--- BEGIN Extracted records ---

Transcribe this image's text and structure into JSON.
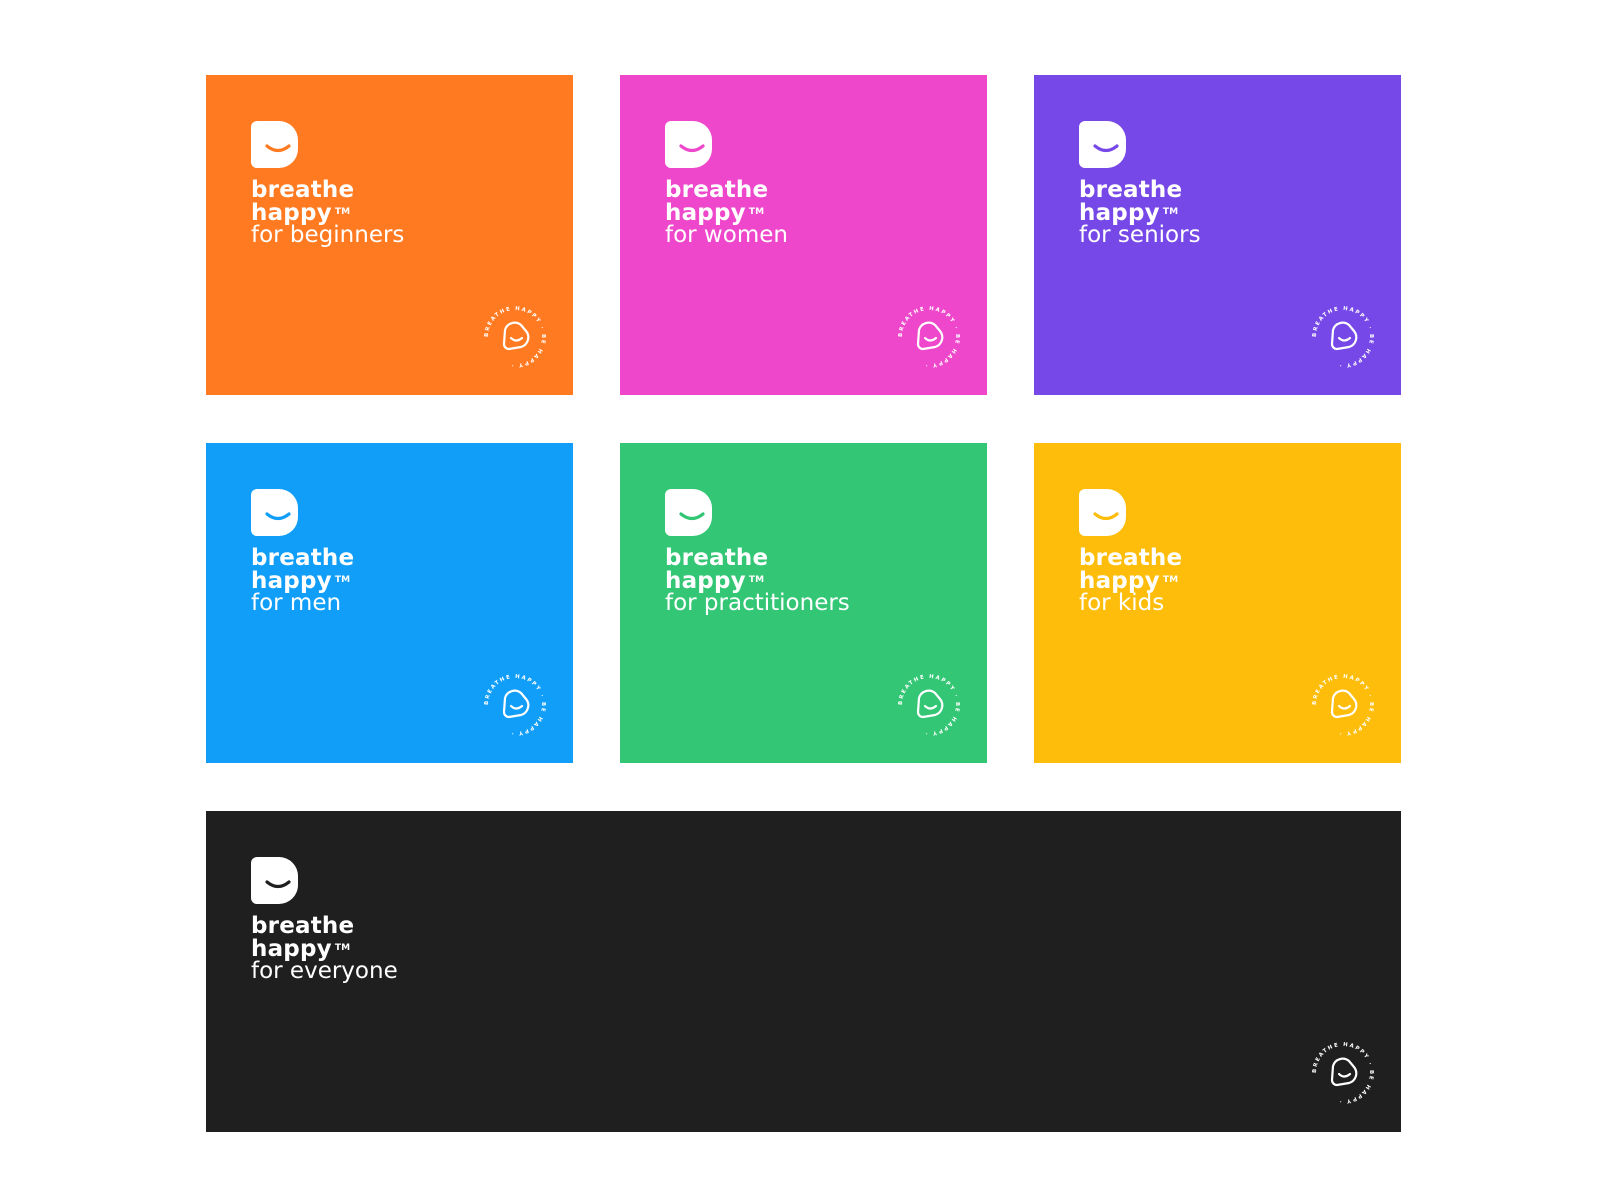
{
  "brand": {
    "line1": "breathe",
    "line2": "happy",
    "tm": "TM",
    "seal_text": "BREATHE HAPPY · BE HAPPY ·"
  },
  "cards": [
    {
      "subtitle": "for beginners",
      "bg": "#FF7A20",
      "smile": "#FF7A20"
    },
    {
      "subtitle": "for women",
      "bg": "#EE47CB",
      "smile": "#EE47CB"
    },
    {
      "subtitle": "for seniors",
      "bg": "#7748E8",
      "smile": "#7748E8"
    },
    {
      "subtitle": "for men",
      "bg": "#119EF8",
      "smile": "#119EF8"
    },
    {
      "subtitle": "for practitioners",
      "bg": "#33C674",
      "smile": "#33C674"
    },
    {
      "subtitle": "for kids",
      "bg": "#FEBD0A",
      "smile": "#FEBD0A"
    },
    {
      "subtitle": "for everyone",
      "bg": "#1F1F1F",
      "smile": "#1F1F1F"
    }
  ],
  "icons": {
    "logo": "smile-b-logo-icon",
    "seal": "circular-seal-icon"
  }
}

--- END Extracted records ---

Short problem - Identify each line containing the string "subtitle" and copy it out.

Response -
      "subtitle": "for beginners",
      "subtitle": "for women",
      "subtitle": "for seniors",
      "subtitle": "for men",
      "subtitle": "for practitioners",
      "subtitle": "for kids",
      "subtitle": "for everyone",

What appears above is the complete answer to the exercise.